■ GIVEN DATA:
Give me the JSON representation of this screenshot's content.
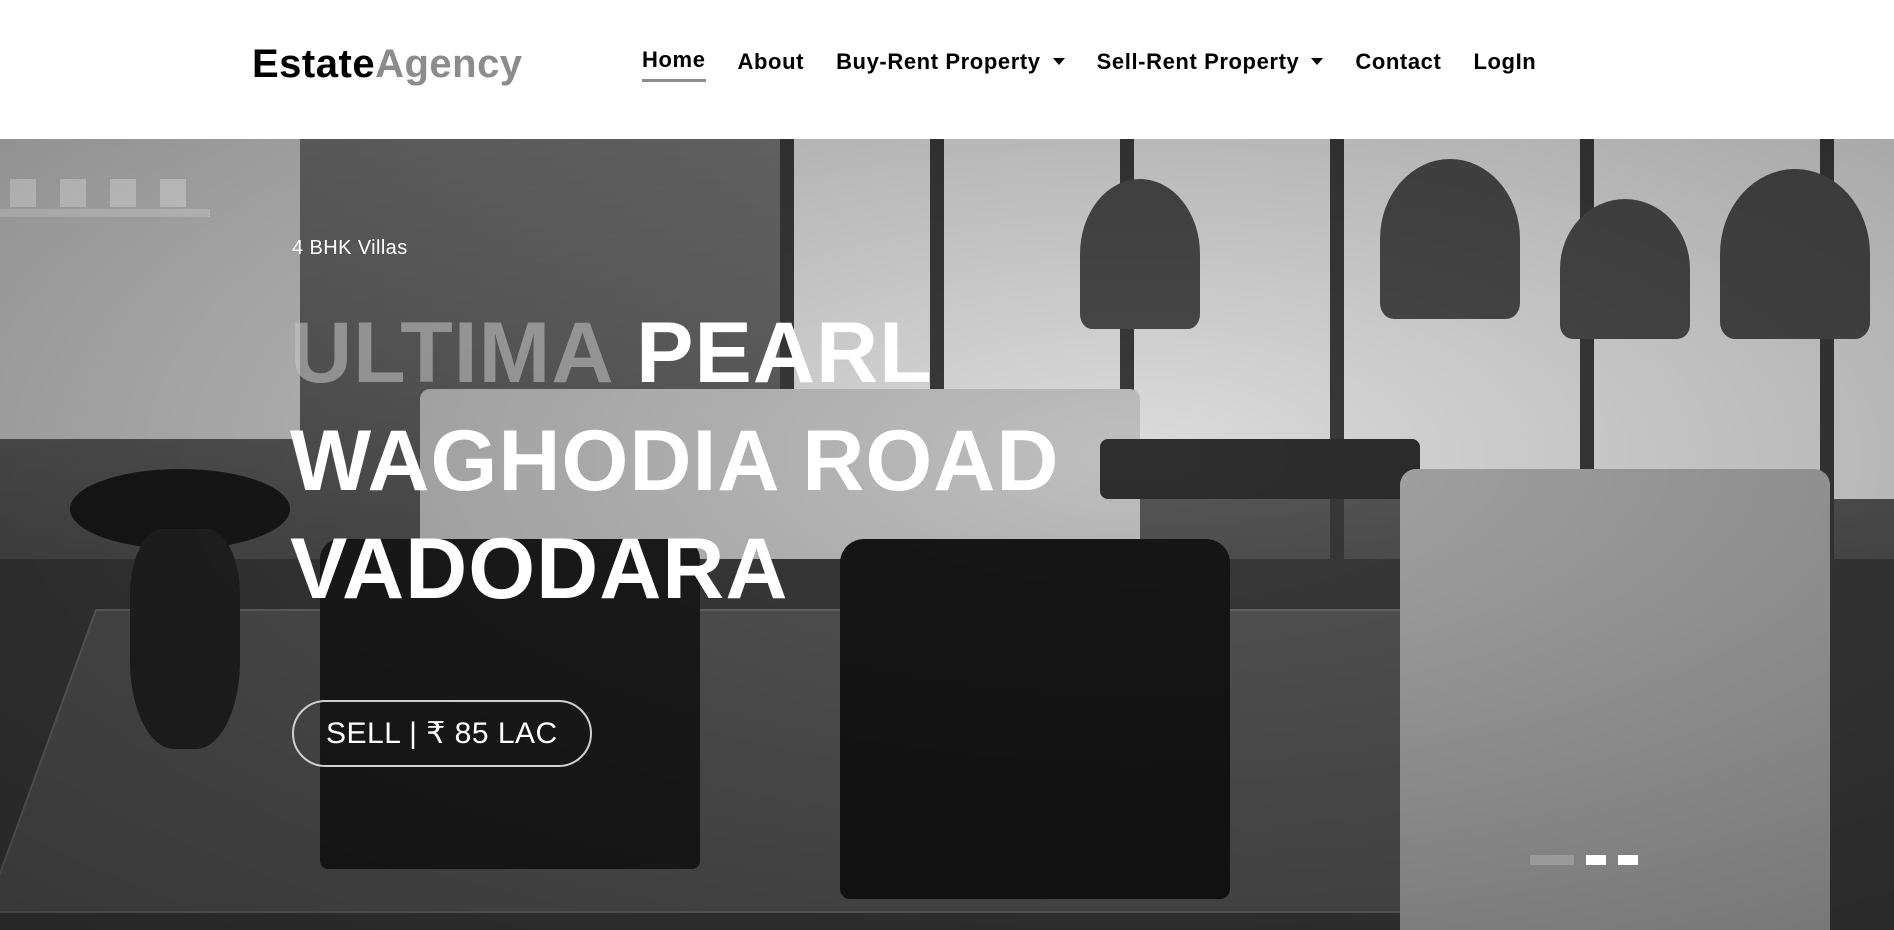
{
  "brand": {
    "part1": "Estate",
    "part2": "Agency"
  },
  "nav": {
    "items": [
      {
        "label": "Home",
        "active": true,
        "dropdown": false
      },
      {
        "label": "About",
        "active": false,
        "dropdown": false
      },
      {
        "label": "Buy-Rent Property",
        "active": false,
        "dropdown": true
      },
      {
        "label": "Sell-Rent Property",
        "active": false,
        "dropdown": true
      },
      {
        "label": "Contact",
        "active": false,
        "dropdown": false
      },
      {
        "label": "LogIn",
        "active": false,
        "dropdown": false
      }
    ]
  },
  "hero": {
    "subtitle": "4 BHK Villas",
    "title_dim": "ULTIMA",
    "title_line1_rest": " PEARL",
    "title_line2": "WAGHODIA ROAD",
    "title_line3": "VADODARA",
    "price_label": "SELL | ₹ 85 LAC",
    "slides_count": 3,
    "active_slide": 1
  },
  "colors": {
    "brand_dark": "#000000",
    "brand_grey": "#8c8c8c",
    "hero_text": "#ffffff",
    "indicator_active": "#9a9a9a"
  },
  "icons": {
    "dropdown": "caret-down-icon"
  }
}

■ GIVEN PROBLEM: Output each line exactly; omit every picture.

■ FULL ANSWER:
Give me the JSON representation of this screenshot's content.
{
  "brand": {
    "part1": "Estate",
    "part2": "Agency"
  },
  "nav": {
    "items": [
      {
        "label": "Home",
        "active": true,
        "dropdown": false
      },
      {
        "label": "About",
        "active": false,
        "dropdown": false
      },
      {
        "label": "Buy-Rent Property",
        "active": false,
        "dropdown": true
      },
      {
        "label": "Sell-Rent Property",
        "active": false,
        "dropdown": true
      },
      {
        "label": "Contact",
        "active": false,
        "dropdown": false
      },
      {
        "label": "LogIn",
        "active": false,
        "dropdown": false
      }
    ]
  },
  "hero": {
    "subtitle": "4 BHK Villas",
    "title_dim": "ULTIMA",
    "title_line1_rest": " PEARL",
    "title_line2": "WAGHODIA ROAD",
    "title_line3": "VADODARA",
    "price_label": "SELL | ₹ 85 LAC",
    "slides_count": 3,
    "active_slide": 1
  },
  "colors": {
    "brand_dark": "#000000",
    "brand_grey": "#8c8c8c",
    "hero_text": "#ffffff",
    "indicator_active": "#9a9a9a"
  },
  "icons": {
    "dropdown": "caret-down-icon"
  }
}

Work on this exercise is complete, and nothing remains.